## [Exercise aim]
Collect each line of the records containing the string "name".

Data records
** Begin **

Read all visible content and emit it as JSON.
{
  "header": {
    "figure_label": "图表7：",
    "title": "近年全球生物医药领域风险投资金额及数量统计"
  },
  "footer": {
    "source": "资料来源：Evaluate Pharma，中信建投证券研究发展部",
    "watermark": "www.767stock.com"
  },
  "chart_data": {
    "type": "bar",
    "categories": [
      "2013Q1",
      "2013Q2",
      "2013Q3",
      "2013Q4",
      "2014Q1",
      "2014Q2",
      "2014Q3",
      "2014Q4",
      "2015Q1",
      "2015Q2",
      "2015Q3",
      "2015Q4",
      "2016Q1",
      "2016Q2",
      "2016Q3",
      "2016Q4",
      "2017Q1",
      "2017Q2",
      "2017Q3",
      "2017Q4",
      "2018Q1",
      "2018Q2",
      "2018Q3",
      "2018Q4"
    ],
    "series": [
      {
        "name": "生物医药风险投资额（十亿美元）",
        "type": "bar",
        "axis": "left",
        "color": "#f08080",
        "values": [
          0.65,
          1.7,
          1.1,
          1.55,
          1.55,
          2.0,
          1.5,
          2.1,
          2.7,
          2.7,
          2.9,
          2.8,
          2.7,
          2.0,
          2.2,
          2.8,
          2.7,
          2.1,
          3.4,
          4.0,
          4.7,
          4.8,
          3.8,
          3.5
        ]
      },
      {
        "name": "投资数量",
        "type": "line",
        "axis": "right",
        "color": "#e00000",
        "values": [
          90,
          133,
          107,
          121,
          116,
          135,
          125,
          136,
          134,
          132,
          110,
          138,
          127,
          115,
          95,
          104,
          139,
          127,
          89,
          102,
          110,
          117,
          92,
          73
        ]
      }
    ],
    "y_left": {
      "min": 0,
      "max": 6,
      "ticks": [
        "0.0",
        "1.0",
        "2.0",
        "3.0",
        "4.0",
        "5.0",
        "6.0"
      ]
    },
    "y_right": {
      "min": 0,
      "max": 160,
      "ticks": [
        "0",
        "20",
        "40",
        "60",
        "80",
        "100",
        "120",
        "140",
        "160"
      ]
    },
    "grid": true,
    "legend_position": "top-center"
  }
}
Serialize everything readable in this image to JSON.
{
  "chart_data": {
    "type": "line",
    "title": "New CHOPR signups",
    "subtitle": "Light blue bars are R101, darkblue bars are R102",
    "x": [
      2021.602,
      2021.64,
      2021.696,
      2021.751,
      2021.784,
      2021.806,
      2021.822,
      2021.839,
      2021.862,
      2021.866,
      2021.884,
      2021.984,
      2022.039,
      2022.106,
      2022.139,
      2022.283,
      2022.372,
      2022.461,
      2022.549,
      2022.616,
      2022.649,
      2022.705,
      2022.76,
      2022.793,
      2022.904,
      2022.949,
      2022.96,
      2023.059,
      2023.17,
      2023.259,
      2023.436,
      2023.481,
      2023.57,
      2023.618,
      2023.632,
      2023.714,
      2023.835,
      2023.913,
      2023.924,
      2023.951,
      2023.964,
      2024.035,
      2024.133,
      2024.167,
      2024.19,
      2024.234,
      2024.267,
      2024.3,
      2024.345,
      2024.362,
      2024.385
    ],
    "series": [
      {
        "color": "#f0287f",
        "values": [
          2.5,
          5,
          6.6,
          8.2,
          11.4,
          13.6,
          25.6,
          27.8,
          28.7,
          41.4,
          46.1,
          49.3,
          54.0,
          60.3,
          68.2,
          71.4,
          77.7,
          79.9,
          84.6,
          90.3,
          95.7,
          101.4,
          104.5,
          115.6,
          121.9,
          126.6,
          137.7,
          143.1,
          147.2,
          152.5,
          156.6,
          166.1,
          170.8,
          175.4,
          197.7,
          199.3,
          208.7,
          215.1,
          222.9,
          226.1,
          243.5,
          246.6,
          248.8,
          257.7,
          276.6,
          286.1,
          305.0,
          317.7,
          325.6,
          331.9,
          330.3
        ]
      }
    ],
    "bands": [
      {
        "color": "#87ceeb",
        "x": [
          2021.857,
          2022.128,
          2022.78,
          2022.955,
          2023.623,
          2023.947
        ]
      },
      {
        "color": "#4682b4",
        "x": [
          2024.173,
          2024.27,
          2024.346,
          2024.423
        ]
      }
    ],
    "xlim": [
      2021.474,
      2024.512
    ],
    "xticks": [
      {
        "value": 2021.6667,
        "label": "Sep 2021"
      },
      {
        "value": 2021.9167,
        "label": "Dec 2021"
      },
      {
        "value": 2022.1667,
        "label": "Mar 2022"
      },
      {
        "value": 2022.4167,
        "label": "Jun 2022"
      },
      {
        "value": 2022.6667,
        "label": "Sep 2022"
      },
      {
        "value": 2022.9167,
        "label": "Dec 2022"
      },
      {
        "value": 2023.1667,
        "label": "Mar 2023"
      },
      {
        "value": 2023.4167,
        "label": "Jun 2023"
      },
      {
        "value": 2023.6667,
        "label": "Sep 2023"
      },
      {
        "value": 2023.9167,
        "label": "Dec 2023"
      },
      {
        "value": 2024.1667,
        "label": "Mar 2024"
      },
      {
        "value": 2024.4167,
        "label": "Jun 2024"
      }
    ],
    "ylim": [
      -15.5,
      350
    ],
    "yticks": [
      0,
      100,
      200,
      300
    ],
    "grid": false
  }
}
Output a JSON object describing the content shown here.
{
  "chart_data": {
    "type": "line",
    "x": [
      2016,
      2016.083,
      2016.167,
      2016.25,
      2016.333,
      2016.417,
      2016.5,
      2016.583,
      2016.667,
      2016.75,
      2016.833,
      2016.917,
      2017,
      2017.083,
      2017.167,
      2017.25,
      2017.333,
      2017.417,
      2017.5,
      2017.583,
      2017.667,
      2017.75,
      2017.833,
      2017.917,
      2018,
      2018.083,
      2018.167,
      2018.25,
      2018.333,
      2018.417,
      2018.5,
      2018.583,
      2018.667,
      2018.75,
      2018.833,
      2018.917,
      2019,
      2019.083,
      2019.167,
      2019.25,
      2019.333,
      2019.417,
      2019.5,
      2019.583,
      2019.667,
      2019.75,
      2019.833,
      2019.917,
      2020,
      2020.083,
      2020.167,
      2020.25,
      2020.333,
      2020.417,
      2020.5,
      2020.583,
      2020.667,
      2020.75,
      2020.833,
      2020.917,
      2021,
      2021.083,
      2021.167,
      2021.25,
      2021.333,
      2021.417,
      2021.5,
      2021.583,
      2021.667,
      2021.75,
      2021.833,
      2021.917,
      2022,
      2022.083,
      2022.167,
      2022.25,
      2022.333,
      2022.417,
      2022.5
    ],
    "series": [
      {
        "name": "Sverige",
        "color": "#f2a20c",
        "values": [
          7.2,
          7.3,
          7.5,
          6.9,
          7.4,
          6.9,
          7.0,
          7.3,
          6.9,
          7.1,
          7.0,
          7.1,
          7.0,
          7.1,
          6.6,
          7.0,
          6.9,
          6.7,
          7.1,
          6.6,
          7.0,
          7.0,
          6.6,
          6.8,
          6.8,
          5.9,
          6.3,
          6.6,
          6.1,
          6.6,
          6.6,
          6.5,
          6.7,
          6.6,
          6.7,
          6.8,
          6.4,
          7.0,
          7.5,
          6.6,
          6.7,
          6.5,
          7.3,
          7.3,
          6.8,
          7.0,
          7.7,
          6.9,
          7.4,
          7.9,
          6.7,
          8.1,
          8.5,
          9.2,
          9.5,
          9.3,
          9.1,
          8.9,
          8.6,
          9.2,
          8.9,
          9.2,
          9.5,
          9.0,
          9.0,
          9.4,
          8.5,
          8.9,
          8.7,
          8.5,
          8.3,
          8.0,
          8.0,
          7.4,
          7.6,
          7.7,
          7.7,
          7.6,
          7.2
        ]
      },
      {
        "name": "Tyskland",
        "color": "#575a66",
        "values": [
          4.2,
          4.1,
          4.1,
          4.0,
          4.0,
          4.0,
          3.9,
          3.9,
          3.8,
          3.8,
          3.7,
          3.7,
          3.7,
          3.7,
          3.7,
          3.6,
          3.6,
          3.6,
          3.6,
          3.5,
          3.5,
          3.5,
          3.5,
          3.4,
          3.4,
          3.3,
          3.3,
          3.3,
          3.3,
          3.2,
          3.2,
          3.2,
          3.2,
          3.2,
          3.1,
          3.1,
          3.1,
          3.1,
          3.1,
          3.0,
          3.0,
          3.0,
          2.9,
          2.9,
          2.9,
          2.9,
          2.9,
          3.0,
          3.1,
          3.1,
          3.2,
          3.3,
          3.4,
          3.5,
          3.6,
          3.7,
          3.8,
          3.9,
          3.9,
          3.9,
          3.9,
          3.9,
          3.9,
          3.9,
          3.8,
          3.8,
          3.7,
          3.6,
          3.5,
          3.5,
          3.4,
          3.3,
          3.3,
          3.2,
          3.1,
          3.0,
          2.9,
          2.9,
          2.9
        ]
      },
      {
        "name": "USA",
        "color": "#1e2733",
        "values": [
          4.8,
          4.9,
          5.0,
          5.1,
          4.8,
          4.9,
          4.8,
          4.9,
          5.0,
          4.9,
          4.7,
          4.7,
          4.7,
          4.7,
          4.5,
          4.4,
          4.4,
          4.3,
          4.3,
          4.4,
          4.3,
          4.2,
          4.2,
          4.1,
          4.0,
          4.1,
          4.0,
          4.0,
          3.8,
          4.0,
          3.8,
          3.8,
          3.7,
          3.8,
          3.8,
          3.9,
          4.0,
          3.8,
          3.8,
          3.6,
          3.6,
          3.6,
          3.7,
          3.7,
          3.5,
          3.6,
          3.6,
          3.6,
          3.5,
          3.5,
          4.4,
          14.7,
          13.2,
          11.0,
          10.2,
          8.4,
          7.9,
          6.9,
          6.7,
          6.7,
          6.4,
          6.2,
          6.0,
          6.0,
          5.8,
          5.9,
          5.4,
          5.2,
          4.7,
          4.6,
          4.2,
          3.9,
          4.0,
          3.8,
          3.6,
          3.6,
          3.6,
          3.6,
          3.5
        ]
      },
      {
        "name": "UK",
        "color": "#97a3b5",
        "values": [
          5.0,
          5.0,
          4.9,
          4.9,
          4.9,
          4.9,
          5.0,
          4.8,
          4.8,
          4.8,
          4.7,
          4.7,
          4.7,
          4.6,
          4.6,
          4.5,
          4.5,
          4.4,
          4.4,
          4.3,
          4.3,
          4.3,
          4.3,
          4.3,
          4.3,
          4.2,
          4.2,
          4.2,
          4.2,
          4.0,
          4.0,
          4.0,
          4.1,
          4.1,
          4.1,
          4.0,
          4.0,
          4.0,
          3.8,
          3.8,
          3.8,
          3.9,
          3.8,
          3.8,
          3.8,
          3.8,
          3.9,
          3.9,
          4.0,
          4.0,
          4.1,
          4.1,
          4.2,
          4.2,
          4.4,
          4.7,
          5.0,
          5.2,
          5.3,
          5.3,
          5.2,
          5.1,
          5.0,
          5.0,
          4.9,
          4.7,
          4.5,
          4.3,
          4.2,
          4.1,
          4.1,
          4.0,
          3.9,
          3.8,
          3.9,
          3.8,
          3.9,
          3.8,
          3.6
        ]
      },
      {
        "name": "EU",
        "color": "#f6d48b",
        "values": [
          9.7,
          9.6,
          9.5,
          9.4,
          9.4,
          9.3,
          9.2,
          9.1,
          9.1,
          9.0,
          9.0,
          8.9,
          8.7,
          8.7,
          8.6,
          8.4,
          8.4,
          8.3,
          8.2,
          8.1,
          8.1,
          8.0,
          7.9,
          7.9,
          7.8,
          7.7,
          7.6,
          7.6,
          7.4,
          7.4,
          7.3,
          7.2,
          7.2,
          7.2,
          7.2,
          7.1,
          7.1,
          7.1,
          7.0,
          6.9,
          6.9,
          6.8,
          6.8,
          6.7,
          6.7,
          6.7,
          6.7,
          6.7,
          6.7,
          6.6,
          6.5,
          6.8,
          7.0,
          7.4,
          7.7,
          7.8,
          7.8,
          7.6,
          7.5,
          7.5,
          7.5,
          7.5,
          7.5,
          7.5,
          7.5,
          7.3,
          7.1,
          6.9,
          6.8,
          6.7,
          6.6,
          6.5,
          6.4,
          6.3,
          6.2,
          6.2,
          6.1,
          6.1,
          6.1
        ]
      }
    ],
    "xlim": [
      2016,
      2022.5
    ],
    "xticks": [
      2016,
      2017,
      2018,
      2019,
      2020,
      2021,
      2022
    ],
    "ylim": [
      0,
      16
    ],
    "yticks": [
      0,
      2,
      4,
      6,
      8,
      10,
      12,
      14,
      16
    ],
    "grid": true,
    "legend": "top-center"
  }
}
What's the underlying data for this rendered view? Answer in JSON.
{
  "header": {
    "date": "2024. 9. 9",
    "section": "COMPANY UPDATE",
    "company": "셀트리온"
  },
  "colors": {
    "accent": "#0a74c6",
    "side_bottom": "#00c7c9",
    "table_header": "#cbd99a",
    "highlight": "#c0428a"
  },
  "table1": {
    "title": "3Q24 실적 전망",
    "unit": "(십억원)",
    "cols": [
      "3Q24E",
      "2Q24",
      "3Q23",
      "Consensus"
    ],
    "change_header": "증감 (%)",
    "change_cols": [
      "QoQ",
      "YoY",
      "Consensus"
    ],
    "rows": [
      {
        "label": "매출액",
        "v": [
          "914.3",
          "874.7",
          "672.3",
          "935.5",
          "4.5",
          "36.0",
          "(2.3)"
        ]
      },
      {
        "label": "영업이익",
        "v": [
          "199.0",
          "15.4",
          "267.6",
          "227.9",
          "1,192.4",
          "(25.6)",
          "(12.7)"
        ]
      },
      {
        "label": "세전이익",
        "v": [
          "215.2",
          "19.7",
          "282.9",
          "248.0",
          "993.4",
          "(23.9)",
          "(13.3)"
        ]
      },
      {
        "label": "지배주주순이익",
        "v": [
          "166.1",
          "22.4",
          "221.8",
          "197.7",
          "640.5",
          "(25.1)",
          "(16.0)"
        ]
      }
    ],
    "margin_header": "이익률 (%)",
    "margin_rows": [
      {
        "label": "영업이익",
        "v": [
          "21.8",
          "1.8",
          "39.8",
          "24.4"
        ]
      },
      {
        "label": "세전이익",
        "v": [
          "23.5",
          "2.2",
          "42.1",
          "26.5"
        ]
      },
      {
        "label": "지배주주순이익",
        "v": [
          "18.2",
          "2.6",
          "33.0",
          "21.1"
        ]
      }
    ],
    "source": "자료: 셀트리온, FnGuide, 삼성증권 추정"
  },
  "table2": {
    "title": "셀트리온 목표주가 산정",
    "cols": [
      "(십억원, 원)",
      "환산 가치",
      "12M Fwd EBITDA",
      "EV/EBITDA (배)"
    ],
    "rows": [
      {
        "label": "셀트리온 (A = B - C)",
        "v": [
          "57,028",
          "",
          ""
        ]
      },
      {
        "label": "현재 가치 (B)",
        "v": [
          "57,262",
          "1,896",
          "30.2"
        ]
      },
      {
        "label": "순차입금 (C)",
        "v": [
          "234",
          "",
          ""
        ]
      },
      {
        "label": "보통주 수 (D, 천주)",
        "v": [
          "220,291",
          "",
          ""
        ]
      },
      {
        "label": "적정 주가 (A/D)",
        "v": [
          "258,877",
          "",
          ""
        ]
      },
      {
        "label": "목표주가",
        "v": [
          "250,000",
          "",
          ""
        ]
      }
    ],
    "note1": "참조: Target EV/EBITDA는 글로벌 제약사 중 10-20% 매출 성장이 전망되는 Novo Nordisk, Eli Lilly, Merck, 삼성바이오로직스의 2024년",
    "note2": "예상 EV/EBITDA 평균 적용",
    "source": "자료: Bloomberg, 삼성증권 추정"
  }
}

** End **

## [Task answer]
        "name": "生物医药风险投资额（十亿美元）",
        "name": "投资数量",
        "name": "Sverige",
        "name": "Tyskland",
        "name": "USA",
        "name": "UK",
        "name": "EU",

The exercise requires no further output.